[Required work]: Every record should be repeated exactly, except that pictures are left out.

[Working data]:

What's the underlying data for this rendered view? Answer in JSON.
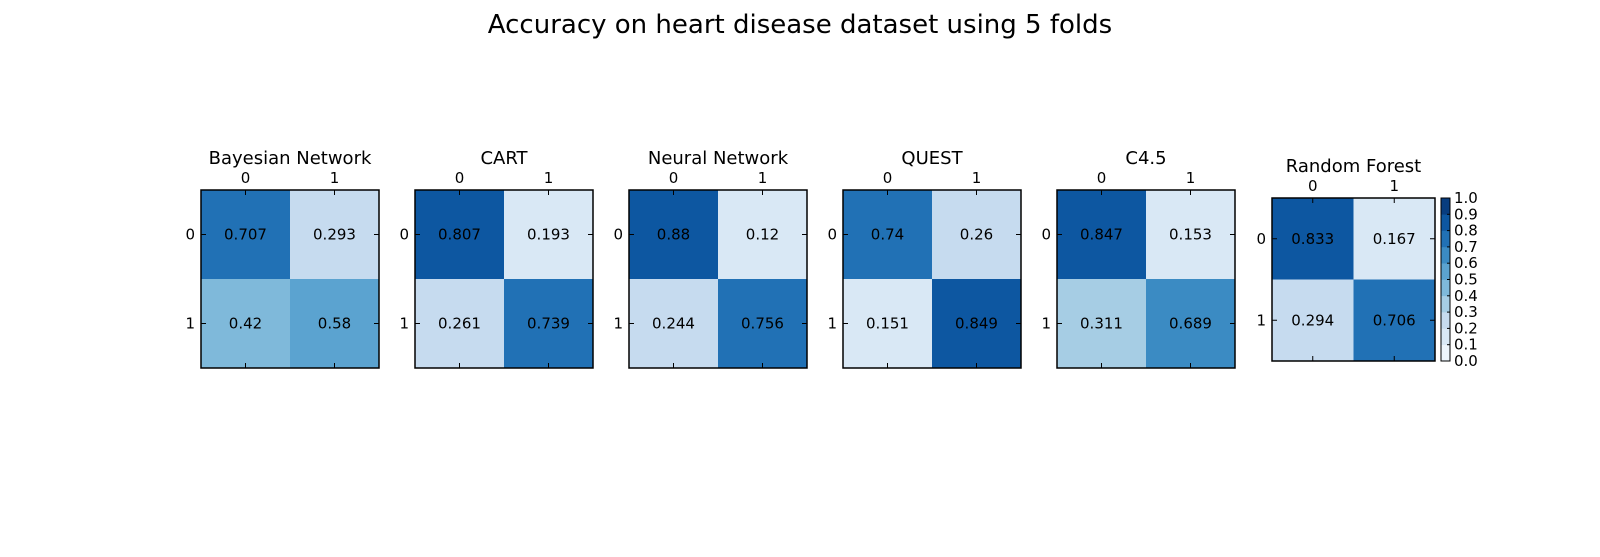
{
  "figure": {
    "title": "Accuracy on heart disease dataset using 5 folds"
  },
  "chart_data": [
    {
      "type": "heatmap",
      "title": "Bayesian Network",
      "x_ticks": [
        "0",
        "1"
      ],
      "y_ticks": [
        "0",
        "1"
      ],
      "values": [
        [
          0.707,
          0.293
        ],
        [
          0.42,
          0.58
        ]
      ],
      "labels": [
        [
          "0.707",
          "0.293"
        ],
        [
          "0.42",
          "0.58"
        ]
      ],
      "clim": [
        0,
        1
      ]
    },
    {
      "type": "heatmap",
      "title": "CART",
      "x_ticks": [
        "0",
        "1"
      ],
      "y_ticks": [
        "0",
        "1"
      ],
      "values": [
        [
          0.807,
          0.193
        ],
        [
          0.261,
          0.739
        ]
      ],
      "labels": [
        [
          "0.807",
          "0.193"
        ],
        [
          "0.261",
          "0.739"
        ]
      ],
      "clim": [
        0,
        1
      ]
    },
    {
      "type": "heatmap",
      "title": "Neural Network",
      "x_ticks": [
        "0",
        "1"
      ],
      "y_ticks": [
        "0",
        "1"
      ],
      "values": [
        [
          0.88,
          0.12
        ],
        [
          0.244,
          0.756
        ]
      ],
      "labels": [
        [
          "0.88",
          "0.12"
        ],
        [
          "0.244",
          "0.756"
        ]
      ],
      "clim": [
        0,
        1
      ]
    },
    {
      "type": "heatmap",
      "title": "QUEST",
      "x_ticks": [
        "0",
        "1"
      ],
      "y_ticks": [
        "0",
        "1"
      ],
      "values": [
        [
          0.74,
          0.26
        ],
        [
          0.151,
          0.849
        ]
      ],
      "labels": [
        [
          "0.74",
          "0.26"
        ],
        [
          "0.151",
          "0.849"
        ]
      ],
      "clim": [
        0,
        1
      ]
    },
    {
      "type": "heatmap",
      "title": "C4.5",
      "x_ticks": [
        "0",
        "1"
      ],
      "y_ticks": [
        "0",
        "1"
      ],
      "values": [
        [
          0.847,
          0.153
        ],
        [
          0.311,
          0.689
        ]
      ],
      "labels": [
        [
          "0.847",
          "0.153"
        ],
        [
          "0.311",
          "0.689"
        ]
      ],
      "clim": [
        0,
        1
      ]
    },
    {
      "type": "heatmap",
      "title": "Random Forest",
      "x_ticks": [
        "0",
        "1"
      ],
      "y_ticks": [
        "0",
        "1"
      ],
      "values": [
        [
          0.833,
          0.167
        ],
        [
          0.294,
          0.706
        ]
      ],
      "labels": [
        [
          "0.833",
          "0.167"
        ],
        [
          "0.294",
          "0.706"
        ]
      ],
      "clim": [
        0,
        1
      ]
    }
  ],
  "colorbar": {
    "colormap": "Blues",
    "range": [
      0,
      1
    ],
    "levels": 10,
    "tick_labels": [
      "0.0",
      "0.1",
      "0.2",
      "0.3",
      "0.4",
      "0.5",
      "0.6",
      "0.7",
      "0.8",
      "0.9",
      "1.0"
    ]
  }
}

[Output of the task]:
What's the underlying data for this rendered view? Answer in JSON.
{
  "figure": {
    "title": "Accuracy on heart disease dataset using 5 folds"
  },
  "chart_data": [
    {
      "type": "heatmap",
      "title": "Bayesian Network",
      "x_ticks": [
        "0",
        "1"
      ],
      "y_ticks": [
        "0",
        "1"
      ],
      "values": [
        [
          0.707,
          0.293
        ],
        [
          0.42,
          0.58
        ]
      ],
      "labels": [
        [
          "0.707",
          "0.293"
        ],
        [
          "0.42",
          "0.58"
        ]
      ],
      "clim": [
        0,
        1
      ]
    },
    {
      "type": "heatmap",
      "title": "CART",
      "x_ticks": [
        "0",
        "1"
      ],
      "y_ticks": [
        "0",
        "1"
      ],
      "values": [
        [
          0.807,
          0.193
        ],
        [
          0.261,
          0.739
        ]
      ],
      "labels": [
        [
          "0.807",
          "0.193"
        ],
        [
          "0.261",
          "0.739"
        ]
      ],
      "clim": [
        0,
        1
      ]
    },
    {
      "type": "heatmap",
      "title": "Neural Network",
      "x_ticks": [
        "0",
        "1"
      ],
      "y_ticks": [
        "0",
        "1"
      ],
      "values": [
        [
          0.88,
          0.12
        ],
        [
          0.244,
          0.756
        ]
      ],
      "labels": [
        [
          "0.88",
          "0.12"
        ],
        [
          "0.244",
          "0.756"
        ]
      ],
      "clim": [
        0,
        1
      ]
    },
    {
      "type": "heatmap",
      "title": "QUEST",
      "x_ticks": [
        "0",
        "1"
      ],
      "y_ticks": [
        "0",
        "1"
      ],
      "values": [
        [
          0.74,
          0.26
        ],
        [
          0.151,
          0.849
        ]
      ],
      "labels": [
        [
          "0.74",
          "0.26"
        ],
        [
          "0.151",
          "0.849"
        ]
      ],
      "clim": [
        0,
        1
      ]
    },
    {
      "type": "heatmap",
      "title": "C4.5",
      "x_ticks": [
        "0",
        "1"
      ],
      "y_ticks": [
        "0",
        "1"
      ],
      "values": [
        [
          0.847,
          0.153
        ],
        [
          0.311,
          0.689
        ]
      ],
      "labels": [
        [
          "0.847",
          "0.153"
        ],
        [
          "0.311",
          "0.689"
        ]
      ],
      "clim": [
        0,
        1
      ]
    },
    {
      "type": "heatmap",
      "title": "Random Forest",
      "x_ticks": [
        "0",
        "1"
      ],
      "y_ticks": [
        "0",
        "1"
      ],
      "values": [
        [
          0.833,
          0.167
        ],
        [
          0.294,
          0.706
        ]
      ],
      "labels": [
        [
          "0.833",
          "0.167"
        ],
        [
          "0.294",
          "0.706"
        ]
      ],
      "clim": [
        0,
        1
      ]
    }
  ],
  "colorbar": {
    "colormap": "Blues",
    "range": [
      0,
      1
    ],
    "levels": 10,
    "tick_labels": [
      "0.0",
      "0.1",
      "0.2",
      "0.3",
      "0.4",
      "0.5",
      "0.6",
      "0.7",
      "0.8",
      "0.9",
      "1.0"
    ]
  }
}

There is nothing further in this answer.